## Written task
Wherever the word "SAGE" shows up in a line, please copy that line.

--- Excerpted data ---

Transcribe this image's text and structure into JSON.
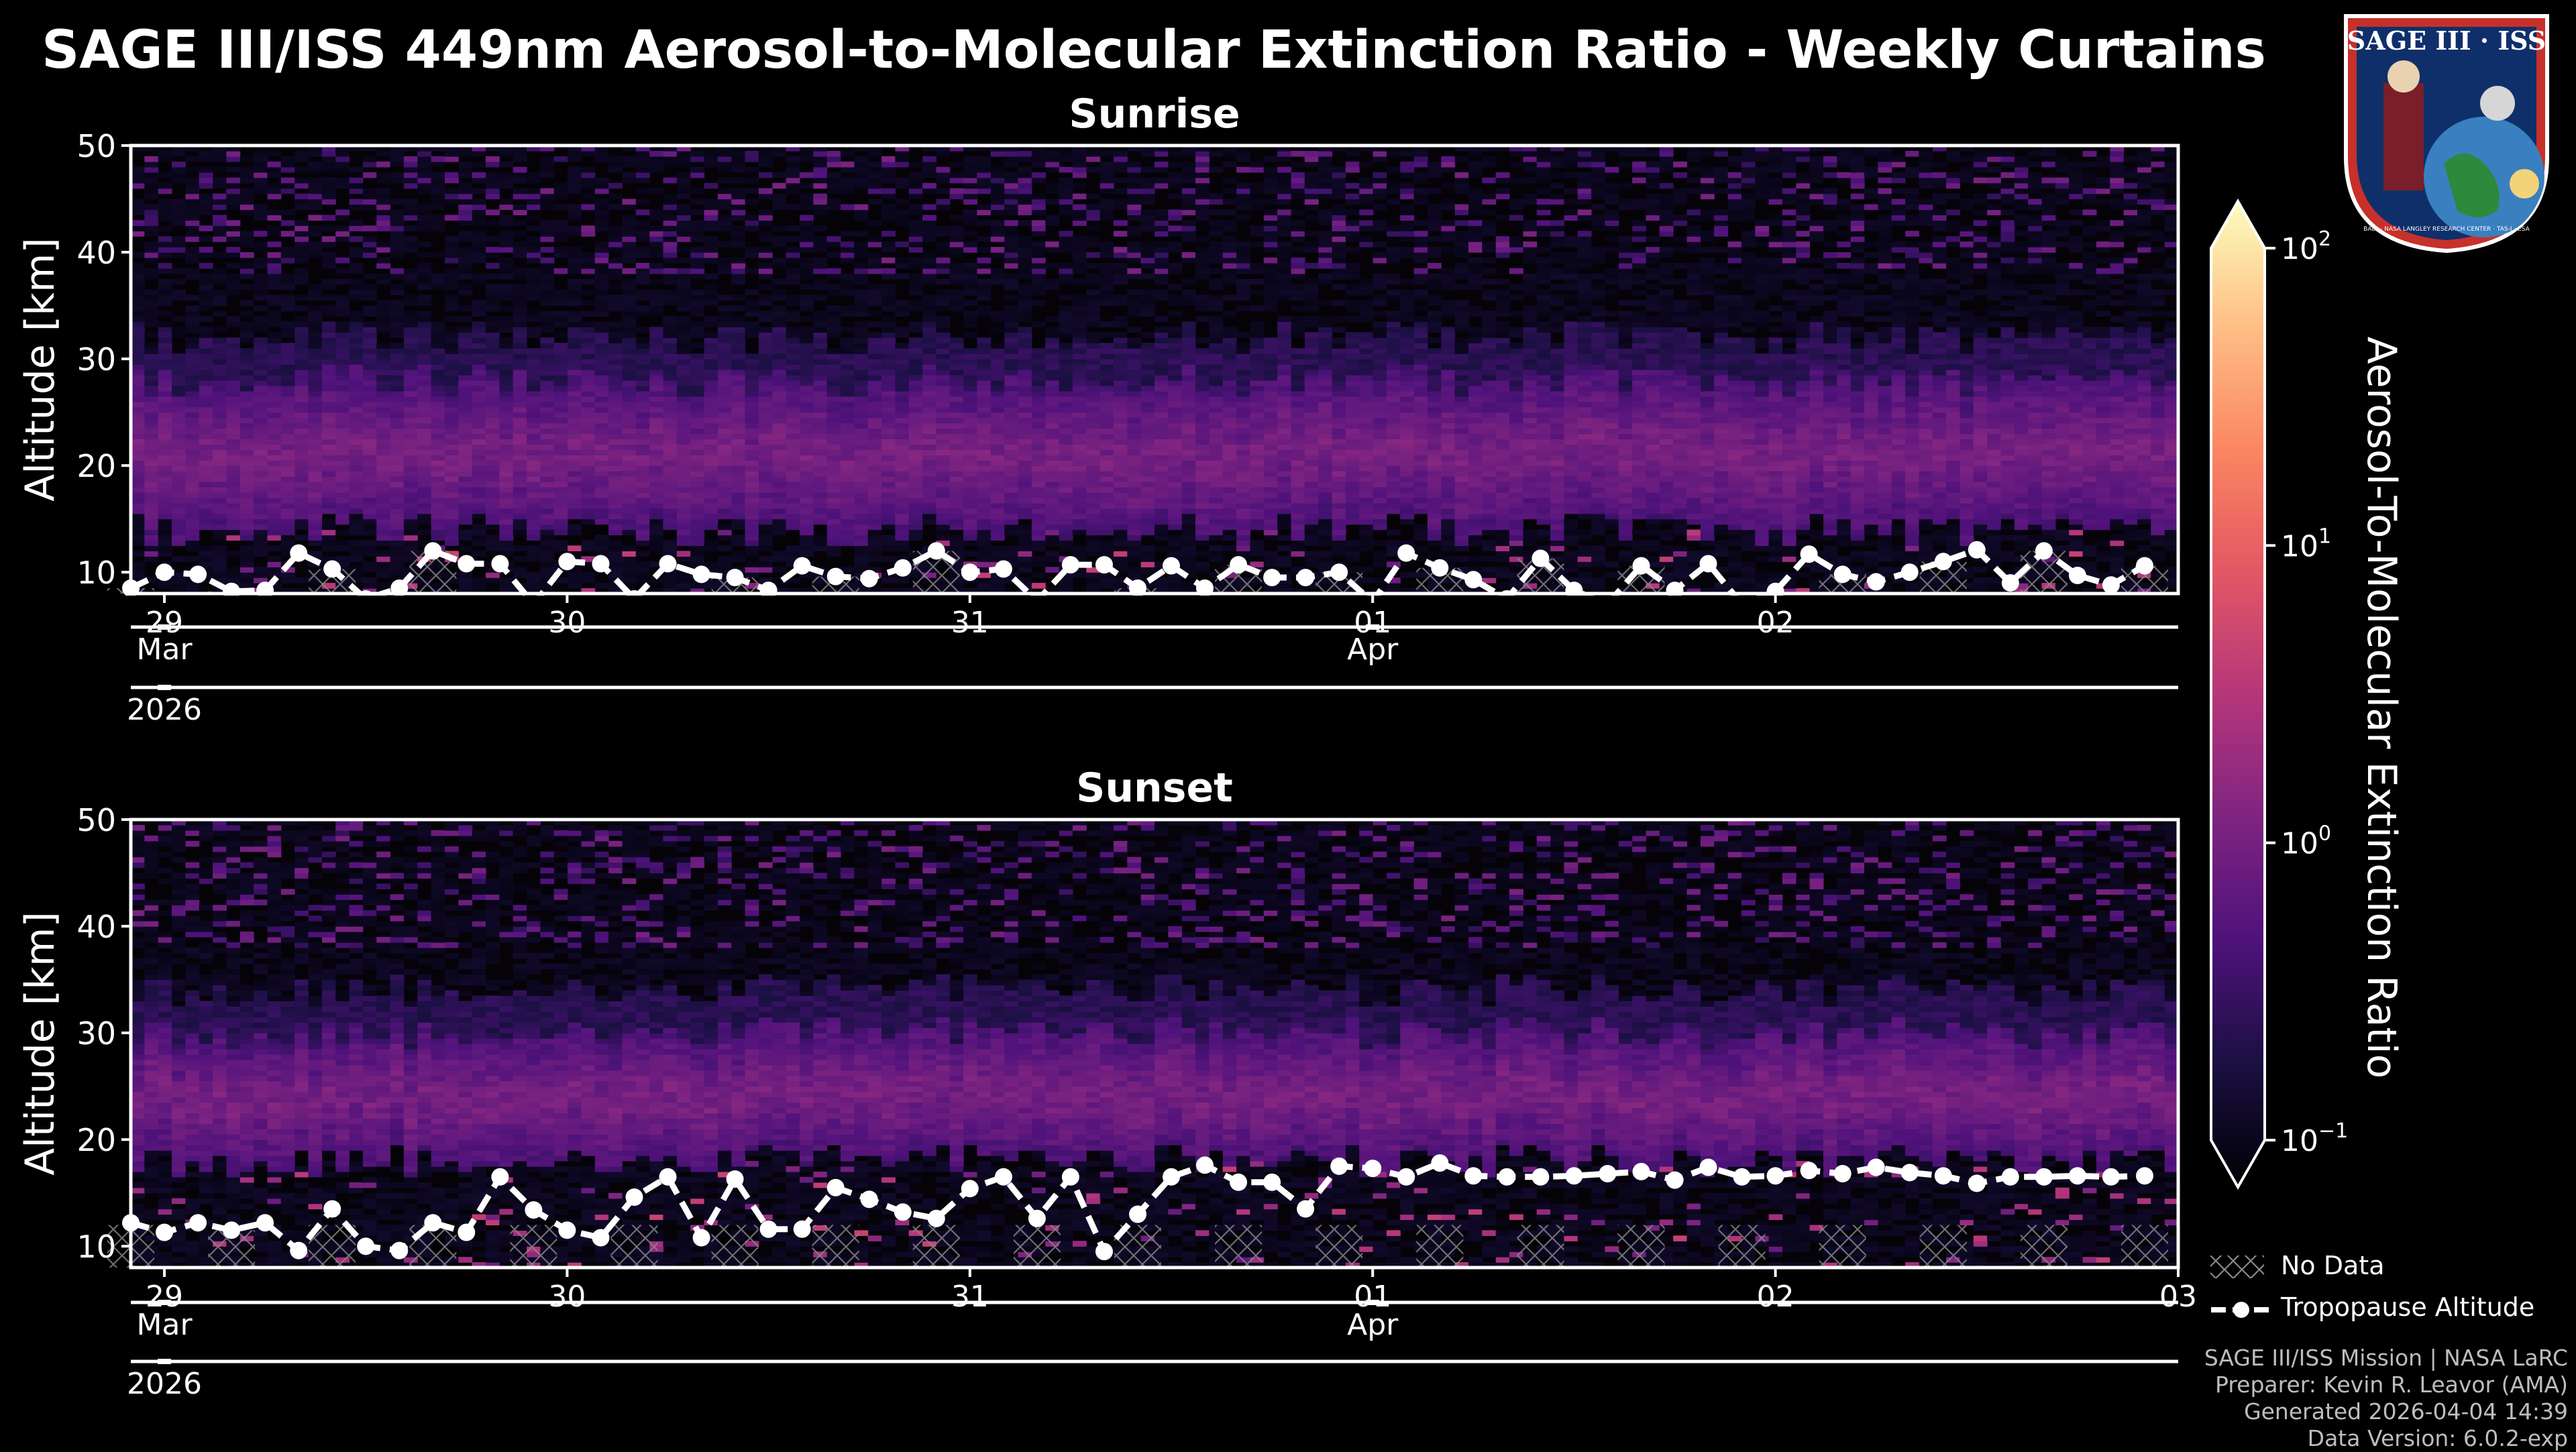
{
  "figure": {
    "title": "SAGE III/ISS 449nm Aerosol-to-Molecular Extinction Ratio - Weekly Curtains",
    "colorbar_label": "Aerosol-To-Molecular Extinction Ratio",
    "colorbar_ticks": [
      {
        "base": "10",
        "exp": "2",
        "value": 100
      },
      {
        "base": "10",
        "exp": "1",
        "value": 10
      },
      {
        "base": "10",
        "exp": "0",
        "value": 1
      },
      {
        "base": "10",
        "exp": "−1",
        "value": 0.1
      }
    ],
    "legend": {
      "no_data": "No Data",
      "tropopause": "Tropopause Altitude"
    },
    "credits": [
      "SAGE III/ISS Mission | NASA LaRC",
      "Preparer: Kevin R. Leavor (AMA)",
      "Generated 2026-04-04 14:39",
      "Data Version: 6.0.2-exp"
    ],
    "logo": {
      "text": "SAGE III · ISS",
      "ring_text": "BALL · NASA LANGLEY RESEARCH CENTER · TAS-I · ESA"
    }
  },
  "chart_data": [
    {
      "type": "heatmap",
      "title": "Sunrise",
      "ylabel": "Altitude [km]",
      "ylim": [
        8,
        50
      ],
      "yticks": [
        10,
        20,
        30,
        40,
        50
      ],
      "xlim": [
        "2026-03-28T22:00",
        "2026-04-03T00:00"
      ],
      "x_ticks": [
        "29",
        "30",
        "31",
        "01",
        "02"
      ],
      "month_ticks": [
        "Mar",
        "Apr"
      ],
      "year_ticks": [
        "2026"
      ],
      "colorscale": "magma",
      "color_range": [
        0.1,
        100
      ],
      "color_scale_type": "log",
      "aerosol_layer_km": [
        14,
        28
      ],
      "tropopause": {
        "x": [
          "2026-03-28T22:00",
          "2026-03-29T00:00",
          "2026-03-29T02:00",
          "2026-03-29T04:00",
          "2026-03-29T06:00",
          "2026-03-29T08:00",
          "2026-03-29T10:00",
          "2026-03-29T12:00",
          "2026-03-29T14:00",
          "2026-03-29T16:00",
          "2026-03-29T18:00",
          "2026-03-29T20:00",
          "2026-03-29T22:00",
          "2026-03-30T00:00",
          "2026-03-30T02:00",
          "2026-03-30T04:00",
          "2026-03-30T06:00",
          "2026-03-30T08:00",
          "2026-03-30T10:00",
          "2026-03-30T12:00",
          "2026-03-30T14:00",
          "2026-03-30T16:00",
          "2026-03-30T18:00",
          "2026-03-30T20:00",
          "2026-03-30T22:00",
          "2026-03-31T00:00",
          "2026-03-31T02:00",
          "2026-03-31T04:00",
          "2026-03-31T06:00",
          "2026-03-31T08:00",
          "2026-03-31T10:00",
          "2026-03-31T12:00",
          "2026-03-31T14:00",
          "2026-03-31T16:00",
          "2026-03-31T18:00",
          "2026-03-31T20:00",
          "2026-03-31T22:00",
          "2026-04-01T00:00",
          "2026-04-01T02:00",
          "2026-04-01T04:00",
          "2026-04-01T06:00",
          "2026-04-01T08:00",
          "2026-04-01T10:00",
          "2026-04-01T12:00",
          "2026-04-01T14:00",
          "2026-04-01T16:00",
          "2026-04-01T18:00",
          "2026-04-01T20:00",
          "2026-04-01T22:00",
          "2026-04-02T00:00",
          "2026-04-02T02:00",
          "2026-04-02T04:00",
          "2026-04-02T06:00",
          "2026-04-02T08:00",
          "2026-04-02T10:00",
          "2026-04-02T12:00",
          "2026-04-02T14:00",
          "2026-04-02T16:00",
          "2026-04-02T18:00",
          "2026-04-02T20:00",
          "2026-04-02T22:00"
        ],
        "y": [
          8.5,
          10,
          9.8,
          8.2,
          8.3,
          11.8,
          10.3,
          7.5,
          8.5,
          12,
          10.8,
          10.8,
          7,
          11,
          10.8,
          7.5,
          10.8,
          9.8,
          9.5,
          8.3,
          10.6,
          9.6,
          9.4,
          10.4,
          12,
          10,
          10.3,
          7.3,
          10.7,
          10.7,
          8.5,
          10.6,
          8.5,
          10.7,
          9.5,
          9.5,
          10,
          7.2,
          11.8,
          10.4,
          9.3,
          7.5,
          11.3,
          8.3,
          7,
          10.6,
          8.3,
          10.8,
          7,
          8.2,
          11.7,
          9.8,
          9.1,
          10,
          11,
          12.1,
          9,
          12,
          9.7,
          8.8,
          10.6
        ]
      }
    },
    {
      "type": "heatmap",
      "title": "Sunset",
      "ylabel": "Altitude [km]",
      "ylim": [
        8,
        50
      ],
      "yticks": [
        10,
        20,
        30,
        40,
        50
      ],
      "xlim": [
        "2026-03-28T22:00",
        "2026-04-03T00:00"
      ],
      "x_ticks": [
        "29",
        "30",
        "31",
        "01",
        "02",
        "03"
      ],
      "month_ticks": [
        "Mar",
        "Apr"
      ],
      "year_ticks": [
        "2026"
      ],
      "colorscale": "magma",
      "color_range": [
        0.1,
        100
      ],
      "color_scale_type": "log",
      "aerosol_layer_km": [
        18,
        30
      ],
      "tropopause": {
        "x": [
          "2026-03-28T22:00",
          "2026-03-29T00:00",
          "2026-03-29T02:00",
          "2026-03-29T04:00",
          "2026-03-29T06:00",
          "2026-03-29T08:00",
          "2026-03-29T10:00",
          "2026-03-29T12:00",
          "2026-03-29T14:00",
          "2026-03-29T16:00",
          "2026-03-29T18:00",
          "2026-03-29T20:00",
          "2026-03-29T22:00",
          "2026-03-30T00:00",
          "2026-03-30T02:00",
          "2026-03-30T04:00",
          "2026-03-30T06:00",
          "2026-03-30T08:00",
          "2026-03-30T10:00",
          "2026-03-30T12:00",
          "2026-03-30T14:00",
          "2026-03-30T16:00",
          "2026-03-30T18:00",
          "2026-03-30T20:00",
          "2026-03-30T22:00",
          "2026-03-31T00:00",
          "2026-03-31T02:00",
          "2026-03-31T04:00",
          "2026-03-31T06:00",
          "2026-03-31T08:00",
          "2026-03-31T10:00",
          "2026-03-31T12:00",
          "2026-03-31T14:00",
          "2026-03-31T16:00",
          "2026-03-31T18:00",
          "2026-03-31T20:00",
          "2026-03-31T22:00",
          "2026-04-01T00:00",
          "2026-04-01T02:00",
          "2026-04-01T04:00",
          "2026-04-01T06:00",
          "2026-04-01T08:00",
          "2026-04-01T10:00",
          "2026-04-01T12:00",
          "2026-04-01T14:00",
          "2026-04-01T16:00",
          "2026-04-01T18:00",
          "2026-04-01T20:00",
          "2026-04-01T22:00",
          "2026-04-02T00:00",
          "2026-04-02T02:00",
          "2026-04-02T04:00",
          "2026-04-02T06:00",
          "2026-04-02T08:00",
          "2026-04-02T10:00",
          "2026-04-02T12:00",
          "2026-04-02T14:00",
          "2026-04-02T16:00",
          "2026-04-02T18:00",
          "2026-04-02T20:00",
          "2026-04-02T22:00"
        ],
        "y": [
          12.2,
          11.3,
          12.2,
          11.5,
          12.2,
          9.6,
          13.5,
          10,
          9.6,
          12.2,
          11.3,
          16.5,
          13.4,
          11.5,
          10.8,
          14.6,
          16.5,
          10.8,
          16.3,
          11.6,
          11.6,
          15.5,
          14.4,
          13.2,
          12.6,
          15.4,
          16.5,
          12.6,
          16.5,
          9.5,
          13,
          16.5,
          17.6,
          16,
          16,
          13.5,
          17.5,
          17.3,
          16.5,
          17.8,
          16.6,
          16.5,
          16.5,
          16.6,
          16.8,
          17,
          16.2,
          17.4,
          16.5,
          16.6,
          17.1,
          16.8,
          17.4,
          16.9,
          16.6,
          15.9,
          16.5,
          16.5,
          16.6,
          16.5,
          16.6
        ]
      }
    }
  ]
}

---

## Task result
    "title": "SAGE III/ISS 449nm Aerosol-to-Molecular Extinction Ratio - Weekly Curtains",
      "SAGE III/ISS Mission | NASA LaRC",
      "text": "SAGE III · ISS",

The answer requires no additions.